Records from a collection:
********

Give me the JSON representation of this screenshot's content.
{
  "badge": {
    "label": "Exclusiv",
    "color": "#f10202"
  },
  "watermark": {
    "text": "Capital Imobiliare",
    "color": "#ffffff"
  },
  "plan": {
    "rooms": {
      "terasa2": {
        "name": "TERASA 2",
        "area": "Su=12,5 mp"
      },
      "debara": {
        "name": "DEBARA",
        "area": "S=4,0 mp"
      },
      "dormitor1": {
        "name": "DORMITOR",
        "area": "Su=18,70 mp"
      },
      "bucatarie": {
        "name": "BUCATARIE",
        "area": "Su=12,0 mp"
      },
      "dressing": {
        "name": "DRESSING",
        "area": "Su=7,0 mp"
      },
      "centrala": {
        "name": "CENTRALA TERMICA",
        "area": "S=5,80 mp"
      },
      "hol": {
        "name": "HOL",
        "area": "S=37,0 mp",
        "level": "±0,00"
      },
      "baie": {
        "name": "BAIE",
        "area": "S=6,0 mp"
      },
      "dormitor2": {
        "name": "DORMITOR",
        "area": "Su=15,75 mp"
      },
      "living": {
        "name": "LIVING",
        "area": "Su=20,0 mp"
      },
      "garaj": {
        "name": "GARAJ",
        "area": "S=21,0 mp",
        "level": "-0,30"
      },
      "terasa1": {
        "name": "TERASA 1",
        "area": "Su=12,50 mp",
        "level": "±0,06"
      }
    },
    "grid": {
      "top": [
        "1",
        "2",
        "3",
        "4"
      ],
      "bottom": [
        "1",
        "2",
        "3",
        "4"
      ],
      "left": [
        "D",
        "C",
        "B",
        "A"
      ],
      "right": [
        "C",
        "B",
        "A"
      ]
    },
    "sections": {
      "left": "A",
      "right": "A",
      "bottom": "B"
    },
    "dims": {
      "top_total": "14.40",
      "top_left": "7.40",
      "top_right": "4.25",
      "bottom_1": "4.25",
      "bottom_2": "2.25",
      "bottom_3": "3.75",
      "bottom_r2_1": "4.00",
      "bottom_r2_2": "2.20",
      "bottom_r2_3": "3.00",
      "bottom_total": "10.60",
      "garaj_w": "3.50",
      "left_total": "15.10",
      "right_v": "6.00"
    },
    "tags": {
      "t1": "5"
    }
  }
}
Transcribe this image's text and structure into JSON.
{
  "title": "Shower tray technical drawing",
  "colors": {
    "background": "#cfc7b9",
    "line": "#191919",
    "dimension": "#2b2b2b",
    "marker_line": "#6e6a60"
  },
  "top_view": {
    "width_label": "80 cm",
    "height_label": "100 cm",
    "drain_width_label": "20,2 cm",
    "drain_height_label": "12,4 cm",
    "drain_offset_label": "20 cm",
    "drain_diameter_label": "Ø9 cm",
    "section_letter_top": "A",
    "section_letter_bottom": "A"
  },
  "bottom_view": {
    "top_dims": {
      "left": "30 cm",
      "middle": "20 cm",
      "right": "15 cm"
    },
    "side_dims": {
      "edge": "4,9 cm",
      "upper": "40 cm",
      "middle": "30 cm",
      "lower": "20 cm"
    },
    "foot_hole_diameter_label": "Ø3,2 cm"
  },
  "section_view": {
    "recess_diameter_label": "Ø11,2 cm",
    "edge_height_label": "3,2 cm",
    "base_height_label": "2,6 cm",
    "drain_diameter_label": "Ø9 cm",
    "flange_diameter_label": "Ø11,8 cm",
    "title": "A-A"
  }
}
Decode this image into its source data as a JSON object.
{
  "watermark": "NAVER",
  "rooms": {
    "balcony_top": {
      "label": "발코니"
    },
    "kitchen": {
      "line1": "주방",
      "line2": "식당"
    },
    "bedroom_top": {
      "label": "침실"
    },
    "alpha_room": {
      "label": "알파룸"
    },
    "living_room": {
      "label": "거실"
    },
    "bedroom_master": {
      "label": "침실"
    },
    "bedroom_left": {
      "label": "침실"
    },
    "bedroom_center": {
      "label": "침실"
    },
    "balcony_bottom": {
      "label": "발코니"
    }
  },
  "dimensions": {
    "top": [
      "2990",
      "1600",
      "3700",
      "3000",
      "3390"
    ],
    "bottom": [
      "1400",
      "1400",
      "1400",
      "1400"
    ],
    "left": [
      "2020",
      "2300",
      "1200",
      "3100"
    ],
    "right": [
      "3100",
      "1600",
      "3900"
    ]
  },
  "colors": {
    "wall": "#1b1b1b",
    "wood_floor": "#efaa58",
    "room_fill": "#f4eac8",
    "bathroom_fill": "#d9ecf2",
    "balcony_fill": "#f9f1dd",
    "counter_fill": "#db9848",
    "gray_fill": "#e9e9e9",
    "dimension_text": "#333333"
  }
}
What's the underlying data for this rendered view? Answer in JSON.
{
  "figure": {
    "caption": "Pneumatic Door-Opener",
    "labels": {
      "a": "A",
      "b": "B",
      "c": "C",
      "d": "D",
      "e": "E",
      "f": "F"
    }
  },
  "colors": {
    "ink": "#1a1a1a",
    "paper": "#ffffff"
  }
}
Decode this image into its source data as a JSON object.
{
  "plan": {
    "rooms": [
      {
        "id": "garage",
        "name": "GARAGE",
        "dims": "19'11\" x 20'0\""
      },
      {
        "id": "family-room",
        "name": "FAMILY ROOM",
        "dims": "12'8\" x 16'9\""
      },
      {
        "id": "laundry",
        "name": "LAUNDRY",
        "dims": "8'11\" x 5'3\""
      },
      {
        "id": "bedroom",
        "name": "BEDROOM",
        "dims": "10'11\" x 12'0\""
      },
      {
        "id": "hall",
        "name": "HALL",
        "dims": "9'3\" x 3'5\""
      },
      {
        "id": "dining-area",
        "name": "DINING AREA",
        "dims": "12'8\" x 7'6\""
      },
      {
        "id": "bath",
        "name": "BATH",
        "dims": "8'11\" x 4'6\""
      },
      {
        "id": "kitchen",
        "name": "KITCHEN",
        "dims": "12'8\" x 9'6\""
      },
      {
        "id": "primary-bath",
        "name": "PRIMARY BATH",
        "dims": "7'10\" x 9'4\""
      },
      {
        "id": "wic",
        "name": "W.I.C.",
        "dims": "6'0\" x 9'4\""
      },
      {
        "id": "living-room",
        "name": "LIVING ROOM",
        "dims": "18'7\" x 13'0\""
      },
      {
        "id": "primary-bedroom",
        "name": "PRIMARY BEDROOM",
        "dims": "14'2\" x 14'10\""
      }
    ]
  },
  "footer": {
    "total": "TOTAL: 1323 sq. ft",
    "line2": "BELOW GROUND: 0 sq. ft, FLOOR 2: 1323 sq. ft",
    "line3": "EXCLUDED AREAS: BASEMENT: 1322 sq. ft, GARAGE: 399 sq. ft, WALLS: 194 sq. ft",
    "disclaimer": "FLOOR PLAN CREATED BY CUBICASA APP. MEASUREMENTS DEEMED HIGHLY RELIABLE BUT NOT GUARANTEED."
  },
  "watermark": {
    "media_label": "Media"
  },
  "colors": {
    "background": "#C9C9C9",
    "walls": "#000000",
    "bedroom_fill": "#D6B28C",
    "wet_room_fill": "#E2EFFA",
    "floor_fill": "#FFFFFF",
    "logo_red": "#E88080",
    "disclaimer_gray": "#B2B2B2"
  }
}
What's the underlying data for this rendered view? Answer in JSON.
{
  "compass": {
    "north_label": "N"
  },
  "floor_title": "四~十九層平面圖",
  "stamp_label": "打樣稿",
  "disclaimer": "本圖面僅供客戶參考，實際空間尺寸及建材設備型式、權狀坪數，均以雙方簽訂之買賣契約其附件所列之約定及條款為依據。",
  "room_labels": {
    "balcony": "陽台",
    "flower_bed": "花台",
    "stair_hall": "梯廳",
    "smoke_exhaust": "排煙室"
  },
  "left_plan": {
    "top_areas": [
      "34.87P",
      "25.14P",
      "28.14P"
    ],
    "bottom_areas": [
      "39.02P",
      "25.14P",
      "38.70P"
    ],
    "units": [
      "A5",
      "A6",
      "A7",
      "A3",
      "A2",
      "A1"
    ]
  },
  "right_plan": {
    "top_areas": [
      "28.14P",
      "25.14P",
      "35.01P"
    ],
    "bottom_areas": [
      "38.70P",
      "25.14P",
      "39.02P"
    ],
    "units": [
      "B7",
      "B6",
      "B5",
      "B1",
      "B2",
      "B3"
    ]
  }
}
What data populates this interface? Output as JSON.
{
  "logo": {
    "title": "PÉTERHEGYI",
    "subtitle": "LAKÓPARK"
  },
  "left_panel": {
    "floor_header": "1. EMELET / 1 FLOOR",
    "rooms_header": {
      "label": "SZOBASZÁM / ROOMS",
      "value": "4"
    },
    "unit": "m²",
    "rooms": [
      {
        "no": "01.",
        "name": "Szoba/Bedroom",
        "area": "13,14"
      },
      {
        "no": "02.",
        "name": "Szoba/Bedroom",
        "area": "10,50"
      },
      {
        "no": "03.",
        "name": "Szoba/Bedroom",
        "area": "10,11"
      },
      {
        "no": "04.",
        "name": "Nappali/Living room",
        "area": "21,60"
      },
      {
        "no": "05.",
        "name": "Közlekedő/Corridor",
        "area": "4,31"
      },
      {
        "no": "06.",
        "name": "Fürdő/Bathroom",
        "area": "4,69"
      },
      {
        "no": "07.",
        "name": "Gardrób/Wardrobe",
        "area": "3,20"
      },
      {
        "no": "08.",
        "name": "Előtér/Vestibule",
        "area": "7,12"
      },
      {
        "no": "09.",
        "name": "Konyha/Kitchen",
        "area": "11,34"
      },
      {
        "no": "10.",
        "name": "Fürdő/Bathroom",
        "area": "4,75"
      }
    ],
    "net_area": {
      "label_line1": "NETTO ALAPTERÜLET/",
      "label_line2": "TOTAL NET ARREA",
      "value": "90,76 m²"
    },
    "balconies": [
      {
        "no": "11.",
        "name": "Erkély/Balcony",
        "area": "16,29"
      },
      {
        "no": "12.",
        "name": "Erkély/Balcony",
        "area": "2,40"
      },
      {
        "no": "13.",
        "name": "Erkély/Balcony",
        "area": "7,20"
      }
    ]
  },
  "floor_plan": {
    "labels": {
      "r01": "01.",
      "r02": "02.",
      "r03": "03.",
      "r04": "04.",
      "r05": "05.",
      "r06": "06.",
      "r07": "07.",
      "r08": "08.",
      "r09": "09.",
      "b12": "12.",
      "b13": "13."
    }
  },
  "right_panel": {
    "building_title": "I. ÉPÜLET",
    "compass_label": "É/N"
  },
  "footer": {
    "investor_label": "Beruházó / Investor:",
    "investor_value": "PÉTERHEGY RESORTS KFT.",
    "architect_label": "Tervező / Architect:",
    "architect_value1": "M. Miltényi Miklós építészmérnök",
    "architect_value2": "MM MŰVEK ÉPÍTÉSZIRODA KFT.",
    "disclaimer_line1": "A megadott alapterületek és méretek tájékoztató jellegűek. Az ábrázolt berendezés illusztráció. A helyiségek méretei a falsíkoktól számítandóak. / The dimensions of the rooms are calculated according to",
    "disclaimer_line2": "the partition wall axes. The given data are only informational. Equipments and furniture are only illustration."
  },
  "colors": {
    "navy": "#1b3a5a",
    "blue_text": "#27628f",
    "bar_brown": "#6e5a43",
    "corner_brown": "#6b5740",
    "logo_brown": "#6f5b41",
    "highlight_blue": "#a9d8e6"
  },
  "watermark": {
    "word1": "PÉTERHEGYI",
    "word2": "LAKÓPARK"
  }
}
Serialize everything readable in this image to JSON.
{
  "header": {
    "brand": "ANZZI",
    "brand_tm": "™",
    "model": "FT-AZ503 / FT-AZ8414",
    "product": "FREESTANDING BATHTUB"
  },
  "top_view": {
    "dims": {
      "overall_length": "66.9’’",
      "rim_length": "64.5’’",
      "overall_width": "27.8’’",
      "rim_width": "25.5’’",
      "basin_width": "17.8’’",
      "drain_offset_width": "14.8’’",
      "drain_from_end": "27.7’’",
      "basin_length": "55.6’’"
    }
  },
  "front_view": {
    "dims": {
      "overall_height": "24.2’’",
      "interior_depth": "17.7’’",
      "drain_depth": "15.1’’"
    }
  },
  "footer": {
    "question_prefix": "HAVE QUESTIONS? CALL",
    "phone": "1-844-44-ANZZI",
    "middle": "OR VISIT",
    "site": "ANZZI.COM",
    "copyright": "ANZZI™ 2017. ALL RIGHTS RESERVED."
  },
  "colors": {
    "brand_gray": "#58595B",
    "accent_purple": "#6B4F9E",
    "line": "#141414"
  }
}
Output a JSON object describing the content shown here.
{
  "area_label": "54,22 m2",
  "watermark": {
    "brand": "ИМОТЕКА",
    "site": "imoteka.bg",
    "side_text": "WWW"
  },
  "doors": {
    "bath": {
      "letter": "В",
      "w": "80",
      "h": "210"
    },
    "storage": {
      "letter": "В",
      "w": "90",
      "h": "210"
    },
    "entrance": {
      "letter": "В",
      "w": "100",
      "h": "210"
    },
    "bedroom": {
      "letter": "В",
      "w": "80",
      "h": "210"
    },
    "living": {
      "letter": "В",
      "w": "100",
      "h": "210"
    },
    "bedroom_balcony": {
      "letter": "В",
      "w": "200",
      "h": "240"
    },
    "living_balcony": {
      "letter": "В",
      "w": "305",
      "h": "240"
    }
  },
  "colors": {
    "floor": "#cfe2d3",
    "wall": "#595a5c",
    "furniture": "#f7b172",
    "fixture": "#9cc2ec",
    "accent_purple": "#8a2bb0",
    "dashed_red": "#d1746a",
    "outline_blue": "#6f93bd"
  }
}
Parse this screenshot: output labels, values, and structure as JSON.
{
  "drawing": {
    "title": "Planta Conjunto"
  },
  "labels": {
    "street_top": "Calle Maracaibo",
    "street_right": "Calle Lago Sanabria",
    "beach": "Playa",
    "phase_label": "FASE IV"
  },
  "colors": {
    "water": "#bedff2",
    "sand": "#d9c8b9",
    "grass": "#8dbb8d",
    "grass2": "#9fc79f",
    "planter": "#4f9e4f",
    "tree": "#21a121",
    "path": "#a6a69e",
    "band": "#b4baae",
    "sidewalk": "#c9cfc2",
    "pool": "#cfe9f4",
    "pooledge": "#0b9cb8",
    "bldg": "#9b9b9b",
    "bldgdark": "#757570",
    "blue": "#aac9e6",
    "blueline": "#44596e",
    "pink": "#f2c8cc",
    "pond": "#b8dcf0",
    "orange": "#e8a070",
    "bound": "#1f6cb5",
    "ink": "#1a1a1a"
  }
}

********

Return each line where "image" shows up.

Task output –
Transcribe this image's text and structure into JSON.
Decode this image into its source data as a JSON object.
Decode this image into its source data as a JSON object.
Serialize everything readable in this image to JSON.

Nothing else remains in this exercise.